═════ TRECHO DO TEXTO

O corpo, a alma e o futebol

TOSTÃO
COLUNISTA DA FOLHA

Há vários olhares para o futebol. Um deles é técnico, tático, racional, consciente, operatório e coletivo. Essa é a visão dos treinadores. Eles, por necessidade, pensam muito no resultado e pouco no espetáculo.
Na Europa, predominam a técnica e a tática sobre a habilidade e a criatividade. Os melhores jogadores executam muito bem todos os fundamentos técnicos da posição e utilizam essa técnica em benefício da equipe.
A técnica pode ser aprendida e aprimorada nas categorias de base dos clubes e durante a carreira. Mas, quando ela é excessivamente repetida, sem improvisação e sem fantasia, acaba se tornando ineficiente e tecnicista.
O outro olhar é para a habilidade, a criatividade e a beleza do espetáculo.
A habilidade é a intimidade com a bola e se manifesta principalmente no drible, como o do jovem Leandro Lima (18 anos), do São Caetano, no zagueiro Marinho, do Corinthians.
Num raríssimo espaço e utilizando as duas pernas, ele driblou e, rapidamente, acertou um belíssimo e calculado chute por cobertura. E ainda muitos disseram que houve falhas do goleiro e do zagueiro.
Diferentemente da técnica, a habilidade é corporal, natural e instintiva. Ela surge e se desenvolve na infância, nos campos de pelada, sem regras e sem professores.

══════════
═════ DADOS REGISTRADOS

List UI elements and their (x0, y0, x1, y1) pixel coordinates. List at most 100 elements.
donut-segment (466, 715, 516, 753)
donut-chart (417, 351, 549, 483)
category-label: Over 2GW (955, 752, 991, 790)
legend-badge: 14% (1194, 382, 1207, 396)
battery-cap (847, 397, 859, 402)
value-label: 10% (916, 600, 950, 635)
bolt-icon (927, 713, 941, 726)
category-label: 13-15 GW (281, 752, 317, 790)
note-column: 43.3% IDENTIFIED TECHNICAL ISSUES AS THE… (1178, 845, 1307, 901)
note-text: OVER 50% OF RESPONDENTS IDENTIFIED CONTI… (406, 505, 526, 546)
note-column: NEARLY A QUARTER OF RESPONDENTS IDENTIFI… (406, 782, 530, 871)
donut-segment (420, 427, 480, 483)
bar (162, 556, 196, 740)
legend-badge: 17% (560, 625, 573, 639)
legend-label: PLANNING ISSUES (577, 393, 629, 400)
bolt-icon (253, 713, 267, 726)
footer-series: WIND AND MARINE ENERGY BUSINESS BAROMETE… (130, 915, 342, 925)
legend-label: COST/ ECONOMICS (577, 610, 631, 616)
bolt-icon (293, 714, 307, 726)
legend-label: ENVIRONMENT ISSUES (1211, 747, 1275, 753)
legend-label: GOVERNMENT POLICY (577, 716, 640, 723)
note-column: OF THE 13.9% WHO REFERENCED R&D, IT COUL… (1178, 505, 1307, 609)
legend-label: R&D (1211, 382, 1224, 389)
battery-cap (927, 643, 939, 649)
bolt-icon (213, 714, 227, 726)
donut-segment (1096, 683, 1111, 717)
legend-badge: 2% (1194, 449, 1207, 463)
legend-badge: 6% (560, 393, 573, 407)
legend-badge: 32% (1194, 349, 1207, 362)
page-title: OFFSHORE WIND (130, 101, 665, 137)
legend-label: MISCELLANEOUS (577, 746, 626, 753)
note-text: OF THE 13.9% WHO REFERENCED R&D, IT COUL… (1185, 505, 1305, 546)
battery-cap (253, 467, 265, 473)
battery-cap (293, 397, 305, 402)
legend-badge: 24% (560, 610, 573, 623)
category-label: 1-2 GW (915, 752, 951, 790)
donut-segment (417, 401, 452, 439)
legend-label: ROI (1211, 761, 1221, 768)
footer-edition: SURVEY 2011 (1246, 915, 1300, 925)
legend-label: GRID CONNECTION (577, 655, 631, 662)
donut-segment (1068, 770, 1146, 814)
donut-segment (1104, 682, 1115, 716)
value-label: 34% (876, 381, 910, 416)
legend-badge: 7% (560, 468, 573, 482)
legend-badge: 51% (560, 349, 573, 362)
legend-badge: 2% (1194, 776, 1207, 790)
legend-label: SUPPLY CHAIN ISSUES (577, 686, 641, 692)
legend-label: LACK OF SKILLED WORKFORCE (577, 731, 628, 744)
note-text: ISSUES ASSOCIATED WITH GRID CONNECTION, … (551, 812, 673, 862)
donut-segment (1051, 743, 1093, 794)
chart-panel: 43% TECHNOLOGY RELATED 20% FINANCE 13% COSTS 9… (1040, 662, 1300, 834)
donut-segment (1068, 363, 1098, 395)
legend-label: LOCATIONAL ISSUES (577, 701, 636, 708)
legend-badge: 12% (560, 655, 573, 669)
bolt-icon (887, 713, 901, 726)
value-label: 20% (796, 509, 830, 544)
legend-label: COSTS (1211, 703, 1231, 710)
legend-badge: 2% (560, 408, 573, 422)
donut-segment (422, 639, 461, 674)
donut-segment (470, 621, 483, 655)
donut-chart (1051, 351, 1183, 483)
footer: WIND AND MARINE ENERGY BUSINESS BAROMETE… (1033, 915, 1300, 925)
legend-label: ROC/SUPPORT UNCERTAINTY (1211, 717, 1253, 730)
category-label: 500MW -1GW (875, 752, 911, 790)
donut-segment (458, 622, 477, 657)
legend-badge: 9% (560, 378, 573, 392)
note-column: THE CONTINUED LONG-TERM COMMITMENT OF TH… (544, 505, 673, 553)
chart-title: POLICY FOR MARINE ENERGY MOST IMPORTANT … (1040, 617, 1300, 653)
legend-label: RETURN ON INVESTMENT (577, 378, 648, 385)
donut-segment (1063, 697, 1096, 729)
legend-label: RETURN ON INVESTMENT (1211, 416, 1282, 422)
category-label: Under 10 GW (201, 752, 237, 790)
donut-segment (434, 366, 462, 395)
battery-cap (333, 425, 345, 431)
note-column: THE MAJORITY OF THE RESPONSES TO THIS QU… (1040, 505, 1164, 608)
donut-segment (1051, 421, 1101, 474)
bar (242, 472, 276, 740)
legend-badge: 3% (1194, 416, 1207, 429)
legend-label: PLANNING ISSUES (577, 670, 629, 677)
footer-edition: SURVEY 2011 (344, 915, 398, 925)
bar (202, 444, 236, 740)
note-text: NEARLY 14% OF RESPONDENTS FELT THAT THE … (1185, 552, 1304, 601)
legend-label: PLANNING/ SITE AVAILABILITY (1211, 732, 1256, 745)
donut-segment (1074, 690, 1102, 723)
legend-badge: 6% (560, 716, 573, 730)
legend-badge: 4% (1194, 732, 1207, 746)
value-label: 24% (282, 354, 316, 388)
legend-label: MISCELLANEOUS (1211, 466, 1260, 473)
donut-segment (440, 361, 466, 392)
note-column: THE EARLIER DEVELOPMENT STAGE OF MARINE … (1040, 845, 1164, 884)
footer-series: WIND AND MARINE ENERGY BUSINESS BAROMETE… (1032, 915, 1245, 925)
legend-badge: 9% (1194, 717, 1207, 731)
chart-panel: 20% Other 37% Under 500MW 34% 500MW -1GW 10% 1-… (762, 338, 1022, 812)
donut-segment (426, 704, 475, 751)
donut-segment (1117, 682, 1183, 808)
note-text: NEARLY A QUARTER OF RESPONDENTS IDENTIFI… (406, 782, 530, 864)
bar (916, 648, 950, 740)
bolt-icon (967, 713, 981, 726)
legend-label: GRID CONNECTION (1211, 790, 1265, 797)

══════════

◆ O QUE FAZER ◆
[1] Responda a estas perguntas com base na coluna sobre futebol, uma por linha:
(a) O que predomina na Europa, segundo a coluna?
(b) Quantos anos tem Leandro Lima e por qual clube ele joga?
(c) Onde a habilidade surge e se desenvolve?
[2] Escreva a continuação da coluna sobre futebol a partir da última frase apresentada.
As entradas acima provêm de outra fonte.

◆ RESPOSTAS ◆
[1]
(a) A técnica e a tática, sobre a habilidade e a criatividade.
(b) Tem 18 anos e joga pelo São Caetano.
(c) Na infância, nos campos de pelada, sem regras e sem professores.

[2]
A mistura de raças é um dos motivos da freqüente habilidade dos jogadores brasileiros. Além disso, como o Brasil é um país pobre, os meninos, em vez de passarem todo o dia nas escolas, se divertem com a bola nas ruas.
A habilidade fascina mais do que a técnica. Mas não existe craque sem uma ótima técnica. Por isso, grande número de jovens habilidosos brasileiros fica no meio do caminho. O instinto precisa da razão para sobreviver.
Se a habilidade é uma manifestação instintiva e corporal, e a técnica, um aprendizado consciente, a criatividade tem mais relação com o imaginário e com a fantasia.
O grande craque, além da técnica e da habilidade, antevê o lance, inventa, improvisa e surpreende. Ele sabe antes dos outros.
Como ele sabe? Sabendo. Existe um saber intuitivo que antecede o raciocínio lógico. Ele sabe, mas não sabe que sabe.
Em qualquer atividade, os intuitivos são os melhores, desde que tenham também boa técnica e habilidade. A intuição não é uma solução mágica. É o conhecimento que ainda não foi percebido, racionalizado pela consciência e que, de repente, sem pensar e avisar, surge na mente.
Assim como a habilidade, a criatividade aparece na infância e continua na vida adulta. Em qualquer atividade, brincar com seriedade é a base da imaginação.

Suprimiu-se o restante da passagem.